• _Data to process_:
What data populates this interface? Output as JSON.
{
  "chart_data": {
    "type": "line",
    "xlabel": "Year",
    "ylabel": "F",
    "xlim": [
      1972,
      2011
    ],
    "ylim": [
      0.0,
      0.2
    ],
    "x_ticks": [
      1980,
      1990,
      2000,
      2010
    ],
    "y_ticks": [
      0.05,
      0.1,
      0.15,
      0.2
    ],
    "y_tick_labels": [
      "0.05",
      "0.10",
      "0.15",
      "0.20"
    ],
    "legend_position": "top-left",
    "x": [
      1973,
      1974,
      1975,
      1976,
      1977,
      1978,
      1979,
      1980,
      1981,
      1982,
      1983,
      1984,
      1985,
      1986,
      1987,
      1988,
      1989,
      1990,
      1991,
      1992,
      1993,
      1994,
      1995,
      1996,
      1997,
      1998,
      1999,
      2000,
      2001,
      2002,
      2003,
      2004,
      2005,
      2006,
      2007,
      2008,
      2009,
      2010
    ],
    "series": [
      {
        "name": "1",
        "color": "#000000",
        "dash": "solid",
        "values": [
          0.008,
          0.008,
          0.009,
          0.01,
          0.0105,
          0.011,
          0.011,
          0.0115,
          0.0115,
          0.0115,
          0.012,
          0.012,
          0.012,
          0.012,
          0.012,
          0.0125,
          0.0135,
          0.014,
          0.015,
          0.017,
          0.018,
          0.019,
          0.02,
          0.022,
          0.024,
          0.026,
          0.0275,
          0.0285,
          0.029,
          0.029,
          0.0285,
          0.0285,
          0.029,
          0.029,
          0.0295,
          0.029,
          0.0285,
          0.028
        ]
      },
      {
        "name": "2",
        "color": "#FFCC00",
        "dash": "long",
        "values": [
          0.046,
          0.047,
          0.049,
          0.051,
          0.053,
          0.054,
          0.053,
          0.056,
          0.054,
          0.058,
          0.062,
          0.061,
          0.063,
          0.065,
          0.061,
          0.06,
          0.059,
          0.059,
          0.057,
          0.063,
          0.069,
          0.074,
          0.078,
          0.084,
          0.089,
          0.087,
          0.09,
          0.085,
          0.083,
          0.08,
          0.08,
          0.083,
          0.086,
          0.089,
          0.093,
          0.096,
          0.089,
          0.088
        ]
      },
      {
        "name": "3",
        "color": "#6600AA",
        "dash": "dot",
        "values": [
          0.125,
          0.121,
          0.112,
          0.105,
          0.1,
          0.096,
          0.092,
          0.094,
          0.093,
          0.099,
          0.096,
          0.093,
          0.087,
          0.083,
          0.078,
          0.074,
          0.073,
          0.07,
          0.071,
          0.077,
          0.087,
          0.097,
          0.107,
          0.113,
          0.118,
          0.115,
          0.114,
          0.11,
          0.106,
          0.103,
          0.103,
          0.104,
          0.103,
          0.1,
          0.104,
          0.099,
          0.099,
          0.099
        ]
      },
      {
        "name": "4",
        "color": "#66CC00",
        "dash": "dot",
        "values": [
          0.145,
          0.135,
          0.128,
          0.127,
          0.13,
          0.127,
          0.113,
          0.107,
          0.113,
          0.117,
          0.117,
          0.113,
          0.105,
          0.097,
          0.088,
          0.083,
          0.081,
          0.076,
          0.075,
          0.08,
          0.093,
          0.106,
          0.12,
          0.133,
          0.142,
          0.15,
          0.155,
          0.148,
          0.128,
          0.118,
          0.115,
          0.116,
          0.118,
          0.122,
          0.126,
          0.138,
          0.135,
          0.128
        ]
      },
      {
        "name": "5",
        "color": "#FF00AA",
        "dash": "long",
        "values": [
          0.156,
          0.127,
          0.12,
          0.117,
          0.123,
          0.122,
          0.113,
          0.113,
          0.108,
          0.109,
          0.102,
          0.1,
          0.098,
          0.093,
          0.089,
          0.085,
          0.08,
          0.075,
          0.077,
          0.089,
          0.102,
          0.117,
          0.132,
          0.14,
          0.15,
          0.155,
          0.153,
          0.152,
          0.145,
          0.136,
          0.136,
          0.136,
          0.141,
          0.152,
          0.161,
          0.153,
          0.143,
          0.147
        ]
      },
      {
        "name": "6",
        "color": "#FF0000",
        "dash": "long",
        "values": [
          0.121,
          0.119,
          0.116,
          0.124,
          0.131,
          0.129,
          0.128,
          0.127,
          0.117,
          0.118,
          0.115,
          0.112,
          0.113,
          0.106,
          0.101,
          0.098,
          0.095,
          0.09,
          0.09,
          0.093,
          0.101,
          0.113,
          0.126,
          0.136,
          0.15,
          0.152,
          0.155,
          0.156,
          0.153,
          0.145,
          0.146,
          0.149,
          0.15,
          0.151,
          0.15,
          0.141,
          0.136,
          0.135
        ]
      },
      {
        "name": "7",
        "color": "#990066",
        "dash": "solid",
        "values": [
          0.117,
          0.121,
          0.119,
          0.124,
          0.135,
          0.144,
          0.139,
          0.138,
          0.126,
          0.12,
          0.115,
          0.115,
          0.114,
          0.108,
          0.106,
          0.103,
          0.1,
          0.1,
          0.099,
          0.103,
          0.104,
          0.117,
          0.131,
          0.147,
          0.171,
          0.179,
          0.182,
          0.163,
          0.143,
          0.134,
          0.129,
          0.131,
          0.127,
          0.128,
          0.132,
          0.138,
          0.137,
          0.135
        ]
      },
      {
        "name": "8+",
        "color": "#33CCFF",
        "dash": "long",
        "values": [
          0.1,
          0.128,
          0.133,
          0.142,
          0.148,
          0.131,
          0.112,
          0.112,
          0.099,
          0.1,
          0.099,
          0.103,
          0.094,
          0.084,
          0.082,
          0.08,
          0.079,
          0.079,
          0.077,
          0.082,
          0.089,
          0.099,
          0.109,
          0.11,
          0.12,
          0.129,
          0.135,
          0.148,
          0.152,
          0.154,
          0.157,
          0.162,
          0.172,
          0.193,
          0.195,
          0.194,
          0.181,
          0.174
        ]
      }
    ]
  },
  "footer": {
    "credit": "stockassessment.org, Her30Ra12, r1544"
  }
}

• _Given exercise_:
Output the lines above verbatim and in full.

• _Solution to this task_:
What data populates this interface? Output as JSON.
{
  "chart_data": {
    "type": "line",
    "xlabel": "Year",
    "ylabel": "F",
    "xlim": [
      1972,
      2011
    ],
    "ylim": [
      0.0,
      0.2
    ],
    "x_ticks": [
      1980,
      1990,
      2000,
      2010
    ],
    "y_ticks": [
      0.05,
      0.1,
      0.15,
      0.2
    ],
    "y_tick_labels": [
      "0.05",
      "0.10",
      "0.15",
      "0.20"
    ],
    "legend_position": "top-left",
    "x": [
      1973,
      1974,
      1975,
      1976,
      1977,
      1978,
      1979,
      1980,
      1981,
      1982,
      1983,
      1984,
      1985,
      1986,
      1987,
      1988,
      1989,
      1990,
      1991,
      1992,
      1993,
      1994,
      1995,
      1996,
      1997,
      1998,
      1999,
      2000,
      2001,
      2002,
      2003,
      2004,
      2005,
      2006,
      2007,
      2008,
      2009,
      2010
    ],
    "series": [
      {
        "name": "1",
        "color": "#000000",
        "dash": "solid",
        "values": [
          0.008,
          0.008,
          0.009,
          0.01,
          0.0105,
          0.011,
          0.011,
          0.0115,
          0.0115,
          0.0115,
          0.012,
          0.012,
          0.012,
          0.012,
          0.012,
          0.0125,
          0.0135,
          0.014,
          0.015,
          0.017,
          0.018,
          0.019,
          0.02,
          0.022,
          0.024,
          0.026,
          0.0275,
          0.0285,
          0.029,
          0.029,
          0.0285,
          0.0285,
          0.029,
          0.029,
          0.0295,
          0.029,
          0.0285,
          0.028
        ]
      },
      {
        "name": "2",
        "color": "#FFCC00",
        "dash": "long",
        "values": [
          0.046,
          0.047,
          0.049,
          0.051,
          0.053,
          0.054,
          0.053,
          0.056,
          0.054,
          0.058,
          0.062,
          0.061,
          0.063,
          0.065,
          0.061,
          0.06,
          0.059,
          0.059,
          0.057,
          0.063,
          0.069,
          0.074,
          0.078,
          0.084,
          0.089,
          0.087,
          0.09,
          0.085,
          0.083,
          0.08,
          0.08,
          0.083,
          0.086,
          0.089,
          0.093,
          0.096,
          0.089,
          0.088
        ]
      },
      {
        "name": "3",
        "color": "#6600AA",
        "dash": "dot",
        "values": [
          0.125,
          0.121,
          0.112,
          0.105,
          0.1,
          0.096,
          0.092,
          0.094,
          0.093,
          0.099,
          0.096,
          0.093,
          0.087,
          0.083,
          0.078,
          0.074,
          0.073,
          0.07,
          0.071,
          0.077,
          0.087,
          0.097,
          0.107,
          0.113,
          0.118,
          0.115,
          0.114,
          0.11,
          0.106,
          0.103,
          0.103,
          0.104,
          0.103,
          0.1,
          0.104,
          0.099,
          0.099,
          0.099
        ]
      },
      {
        "name": "4",
        "color": "#66CC00",
        "dash": "dot",
        "values": [
          0.145,
          0.135,
          0.128,
          0.127,
          0.13,
          0.127,
          0.113,
          0.107,
          0.113,
          0.117,
          0.117,
          0.113,
          0.105,
          0.097,
          0.088,
          0.083,
          0.081,
          0.076,
          0.075,
          0.08,
          0.093,
          0.106,
          0.12,
          0.133,
          0.142,
          0.15,
          0.155,
          0.148,
          0.128,
          0.118,
          0.115,
          0.116,
          0.118,
          0.122,
          0.126,
          0.138,
          0.135,
          0.128
        ]
      },
      {
        "name": "5",
        "color": "#FF00AA",
        "dash": "long",
        "values": [
          0.156,
          0.127,
          0.12,
          0.117,
          0.123,
          0.122,
          0.113,
          0.113,
          0.108,
          0.109,
          0.102,
          0.1,
          0.098,
          0.093,
          0.089,
          0.085,
          0.08,
          0.075,
          0.077,
          0.089,
          0.102,
          0.117,
          0.132,
          0.14,
          0.15,
          0.155,
          0.153,
          0.152,
          0.145,
          0.136,
          0.136,
          0.136,
          0.141,
          0.152,
          0.161,
          0.153,
          0.143,
          0.147
        ]
      },
      {
        "name": "6",
        "color": "#FF0000",
        "dash": "long",
        "values": [
          0.121,
          0.119,
          0.116,
          0.124,
          0.131,
          0.129,
          0.128,
          0.127,
          0.117,
          0.118,
          0.115,
          0.112,
          0.113,
          0.106,
          0.101,
          0.098,
          0.095,
          0.09,
          0.09,
          0.093,
          0.101,
          0.113,
          0.126,
          0.136,
          0.15,
          0.152,
          0.155,
          0.156,
          0.153,
          0.145,
          0.146,
          0.149,
          0.15,
          0.151,
          0.15,
          0.141,
          0.136,
          0.135
        ]
      },
      {
        "name": "7",
        "color": "#990066",
        "dash": "solid",
        "values": [
          0.117,
          0.121,
          0.119,
          0.124,
          0.135,
          0.144,
          0.139,
          0.138,
          0.126,
          0.12,
          0.115,
          0.115,
          0.114,
          0.108,
          0.106,
          0.103,
          0.1,
          0.1,
          0.099,
          0.103,
          0.104,
          0.117,
          0.131,
          0.147,
          0.171,
          0.179,
          0.182,
          0.163,
          0.143,
          0.134,
          0.129,
          0.131,
          0.127,
          0.128,
          0.132,
          0.138,
          0.137,
          0.135
        ]
      },
      {
        "name": "8+",
        "color": "#33CCFF",
        "dash": "long",
        "values": [
          0.1,
          0.128,
          0.133,
          0.142,
          0.148,
          0.131,
          0.112,
          0.112,
          0.099,
          0.1,
          0.099,
          0.103,
          0.094,
          0.084,
          0.082,
          0.08,
          0.079,
          0.079,
          0.077,
          0.082,
          0.089,
          0.099,
          0.109,
          0.11,
          0.12,
          0.129,
          0.135,
          0.148,
          0.152,
          0.154,
          0.157,
          0.162,
          0.172,
          0.193,
          0.195,
          0.194,
          0.181,
          0.174
        ]
      }
    ]
  },
  "footer": {
    "credit": "stockassessment.org, Her30Ra12, r1544"
  }
}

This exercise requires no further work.